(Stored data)
# # # # # # #

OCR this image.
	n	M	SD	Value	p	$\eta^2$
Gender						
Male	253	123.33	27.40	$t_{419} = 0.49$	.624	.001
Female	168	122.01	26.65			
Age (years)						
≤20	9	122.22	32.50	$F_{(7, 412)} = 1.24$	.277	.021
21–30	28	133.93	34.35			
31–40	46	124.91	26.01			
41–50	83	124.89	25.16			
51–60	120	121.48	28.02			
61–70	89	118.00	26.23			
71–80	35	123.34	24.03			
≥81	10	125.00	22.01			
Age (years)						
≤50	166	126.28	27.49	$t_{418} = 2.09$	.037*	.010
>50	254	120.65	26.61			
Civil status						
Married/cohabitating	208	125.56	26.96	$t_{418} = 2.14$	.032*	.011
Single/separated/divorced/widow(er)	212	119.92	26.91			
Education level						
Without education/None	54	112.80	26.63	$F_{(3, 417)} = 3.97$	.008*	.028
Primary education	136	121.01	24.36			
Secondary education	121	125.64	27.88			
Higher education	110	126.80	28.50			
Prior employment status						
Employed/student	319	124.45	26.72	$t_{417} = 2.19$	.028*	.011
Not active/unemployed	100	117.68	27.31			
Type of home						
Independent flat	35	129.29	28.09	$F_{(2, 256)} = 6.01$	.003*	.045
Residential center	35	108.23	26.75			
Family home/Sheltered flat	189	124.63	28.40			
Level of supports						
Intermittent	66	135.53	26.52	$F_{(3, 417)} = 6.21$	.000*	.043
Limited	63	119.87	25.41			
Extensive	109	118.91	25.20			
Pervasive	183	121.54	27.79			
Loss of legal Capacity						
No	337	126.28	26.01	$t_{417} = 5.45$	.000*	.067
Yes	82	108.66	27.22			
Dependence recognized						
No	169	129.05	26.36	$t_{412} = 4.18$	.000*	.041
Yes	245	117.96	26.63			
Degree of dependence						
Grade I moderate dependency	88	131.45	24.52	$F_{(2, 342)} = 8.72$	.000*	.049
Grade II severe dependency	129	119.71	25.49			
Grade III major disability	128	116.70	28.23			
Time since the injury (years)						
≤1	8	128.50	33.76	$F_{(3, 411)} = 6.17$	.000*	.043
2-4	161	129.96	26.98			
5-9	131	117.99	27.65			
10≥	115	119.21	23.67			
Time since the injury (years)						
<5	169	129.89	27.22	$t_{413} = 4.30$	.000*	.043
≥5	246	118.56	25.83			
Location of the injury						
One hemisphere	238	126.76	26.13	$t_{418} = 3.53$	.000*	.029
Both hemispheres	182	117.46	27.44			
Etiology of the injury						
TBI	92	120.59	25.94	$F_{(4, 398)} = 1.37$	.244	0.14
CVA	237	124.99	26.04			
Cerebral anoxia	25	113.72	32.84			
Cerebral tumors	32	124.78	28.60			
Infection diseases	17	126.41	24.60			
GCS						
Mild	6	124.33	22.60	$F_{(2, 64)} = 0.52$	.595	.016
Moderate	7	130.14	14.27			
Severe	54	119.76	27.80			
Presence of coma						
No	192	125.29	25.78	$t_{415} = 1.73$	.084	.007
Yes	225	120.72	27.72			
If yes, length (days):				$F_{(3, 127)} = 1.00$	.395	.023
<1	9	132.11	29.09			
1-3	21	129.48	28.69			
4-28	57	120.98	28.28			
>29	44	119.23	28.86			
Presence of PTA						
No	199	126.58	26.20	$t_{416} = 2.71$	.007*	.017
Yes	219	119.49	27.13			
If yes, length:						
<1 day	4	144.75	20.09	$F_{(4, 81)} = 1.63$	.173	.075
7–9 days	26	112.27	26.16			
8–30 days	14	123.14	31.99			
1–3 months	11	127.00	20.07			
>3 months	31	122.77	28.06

# # # # # # #

* Problem *
Copy each line above that contains the string "Cerebral".

* Task result *
Cerebral anoxia	25	113.72	32.84			
Cerebral tumors	32	124.78	28.60			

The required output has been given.